BEGIN TASK MATERIAL

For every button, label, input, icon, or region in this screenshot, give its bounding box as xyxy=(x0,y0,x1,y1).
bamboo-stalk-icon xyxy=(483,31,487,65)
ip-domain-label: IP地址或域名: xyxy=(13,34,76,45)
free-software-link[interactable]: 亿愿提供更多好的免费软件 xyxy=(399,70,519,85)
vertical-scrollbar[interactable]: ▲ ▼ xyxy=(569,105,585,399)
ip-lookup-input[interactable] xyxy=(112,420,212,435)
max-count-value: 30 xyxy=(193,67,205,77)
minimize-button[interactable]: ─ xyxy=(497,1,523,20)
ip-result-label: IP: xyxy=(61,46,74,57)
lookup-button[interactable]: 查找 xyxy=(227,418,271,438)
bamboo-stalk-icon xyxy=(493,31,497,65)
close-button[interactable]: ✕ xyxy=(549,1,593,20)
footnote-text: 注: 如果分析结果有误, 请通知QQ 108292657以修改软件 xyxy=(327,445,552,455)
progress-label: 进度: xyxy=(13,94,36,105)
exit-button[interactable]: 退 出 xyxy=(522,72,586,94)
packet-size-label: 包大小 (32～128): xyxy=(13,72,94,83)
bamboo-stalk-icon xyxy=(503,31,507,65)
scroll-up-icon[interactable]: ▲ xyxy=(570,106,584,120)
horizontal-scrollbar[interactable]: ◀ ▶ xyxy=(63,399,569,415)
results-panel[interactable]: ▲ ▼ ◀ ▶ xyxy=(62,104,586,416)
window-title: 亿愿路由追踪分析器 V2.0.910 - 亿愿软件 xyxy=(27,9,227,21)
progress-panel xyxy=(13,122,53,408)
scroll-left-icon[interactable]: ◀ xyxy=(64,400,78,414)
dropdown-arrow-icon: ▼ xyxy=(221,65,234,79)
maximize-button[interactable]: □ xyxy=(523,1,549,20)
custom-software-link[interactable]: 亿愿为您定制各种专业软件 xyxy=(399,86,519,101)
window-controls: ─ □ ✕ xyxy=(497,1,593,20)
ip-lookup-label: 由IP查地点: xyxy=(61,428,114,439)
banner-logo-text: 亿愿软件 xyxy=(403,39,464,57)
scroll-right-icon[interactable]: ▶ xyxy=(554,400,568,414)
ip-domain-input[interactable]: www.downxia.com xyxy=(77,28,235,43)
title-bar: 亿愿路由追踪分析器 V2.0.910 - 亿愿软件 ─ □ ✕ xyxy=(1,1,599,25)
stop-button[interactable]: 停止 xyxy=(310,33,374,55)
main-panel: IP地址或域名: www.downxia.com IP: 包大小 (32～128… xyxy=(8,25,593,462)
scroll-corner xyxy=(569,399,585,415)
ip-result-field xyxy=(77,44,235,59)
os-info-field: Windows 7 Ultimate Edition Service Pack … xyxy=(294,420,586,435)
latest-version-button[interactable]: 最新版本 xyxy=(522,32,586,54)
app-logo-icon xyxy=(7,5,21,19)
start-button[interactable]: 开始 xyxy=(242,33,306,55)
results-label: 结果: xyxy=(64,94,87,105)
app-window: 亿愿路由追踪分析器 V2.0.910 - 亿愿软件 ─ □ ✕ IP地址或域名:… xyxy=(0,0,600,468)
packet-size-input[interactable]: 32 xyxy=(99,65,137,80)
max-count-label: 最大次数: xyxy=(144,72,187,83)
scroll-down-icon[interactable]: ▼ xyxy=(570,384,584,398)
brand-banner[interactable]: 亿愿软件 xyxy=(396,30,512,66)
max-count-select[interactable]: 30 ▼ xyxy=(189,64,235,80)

END TASK MATERIAL

▶ [TASK STATEMENT]:
Transcribe all the lines of the records above without changing anything.

▶ [SOLUTION FOR THIS EXERCISE]:
For every button, label, input, icon, or region in this screenshot, give its bounding box as xyxy=(x0,y0,x1,y1).
bamboo-stalk-icon xyxy=(483,31,487,65)
ip-domain-label: IP地址或域名: xyxy=(13,34,76,45)
free-software-link[interactable]: 亿愿提供更多好的免费软件 xyxy=(399,70,519,85)
vertical-scrollbar[interactable]: ▲ ▼ xyxy=(569,105,585,399)
ip-lookup-input[interactable] xyxy=(112,420,212,435)
max-count-value: 30 xyxy=(193,67,205,77)
minimize-button[interactable]: ─ xyxy=(497,1,523,20)
ip-result-label: IP: xyxy=(61,46,74,57)
lookup-button[interactable]: 查找 xyxy=(227,418,271,438)
bamboo-stalk-icon xyxy=(493,31,497,65)
close-button[interactable]: ✕ xyxy=(549,1,593,20)
footnote-text: 注: 如果分析结果有误, 请通知QQ 108292657以修改软件 xyxy=(327,445,552,455)
progress-label: 进度: xyxy=(13,94,36,105)
exit-button[interactable]: 退 出 xyxy=(522,72,586,94)
packet-size-label: 包大小 (32～128): xyxy=(13,72,94,83)
bamboo-stalk-icon xyxy=(503,31,507,65)
scroll-up-icon[interactable]: ▲ xyxy=(570,106,584,120)
horizontal-scrollbar[interactable]: ◀ ▶ xyxy=(63,399,569,415)
results-panel[interactable]: ▲ ▼ ◀ ▶ xyxy=(62,104,586,416)
window-title: 亿愿路由追踪分析器 V2.0.910 - 亿愿软件 xyxy=(27,9,227,21)
progress-panel xyxy=(13,122,53,408)
scroll-left-icon[interactable]: ◀ xyxy=(64,400,78,414)
dropdown-arrow-icon: ▼ xyxy=(221,65,234,79)
maximize-button[interactable]: □ xyxy=(523,1,549,20)
custom-software-link[interactable]: 亿愿为您定制各种专业软件 xyxy=(399,86,519,101)
window-controls: ─ □ ✕ xyxy=(497,1,593,20)
ip-lookup-label: 由IP查地点: xyxy=(61,428,114,439)
banner-logo-text: 亿愿软件 xyxy=(403,39,464,57)
scroll-right-icon[interactable]: ▶ xyxy=(554,400,568,414)
ip-domain-input[interactable]: www.downxia.com xyxy=(77,28,235,43)
title-bar: 亿愿路由追踪分析器 V2.0.910 - 亿愿软件 ─ □ ✕ xyxy=(1,1,599,25)
stop-button[interactable]: 停止 xyxy=(310,33,374,55)
main-panel: IP地址或域名: www.downxia.com IP: 包大小 (32～128… xyxy=(8,25,593,462)
scroll-corner xyxy=(569,399,585,415)
ip-result-field xyxy=(77,44,235,59)
os-info-field: Windows 7 Ultimate Edition Service Pack … xyxy=(294,420,586,435)
latest-version-button[interactable]: 最新版本 xyxy=(522,32,586,54)
app-logo-icon xyxy=(7,5,21,19)
start-button[interactable]: 开始 xyxy=(242,33,306,55)
results-label: 结果: xyxy=(64,94,87,105)
app-window: 亿愿路由追踪分析器 V2.0.910 - 亿愿软件 ─ □ ✕ IP地址或域名:… xyxy=(0,0,600,468)
packet-size-input[interactable]: 32 xyxy=(99,65,137,80)
max-count-label: 最大次数: xyxy=(144,72,187,83)
scroll-down-icon[interactable]: ▼ xyxy=(570,384,584,398)
brand-banner[interactable]: 亿愿软件 xyxy=(396,30,512,66)
max-count-select[interactable]: 30 ▼ xyxy=(189,64,235,80)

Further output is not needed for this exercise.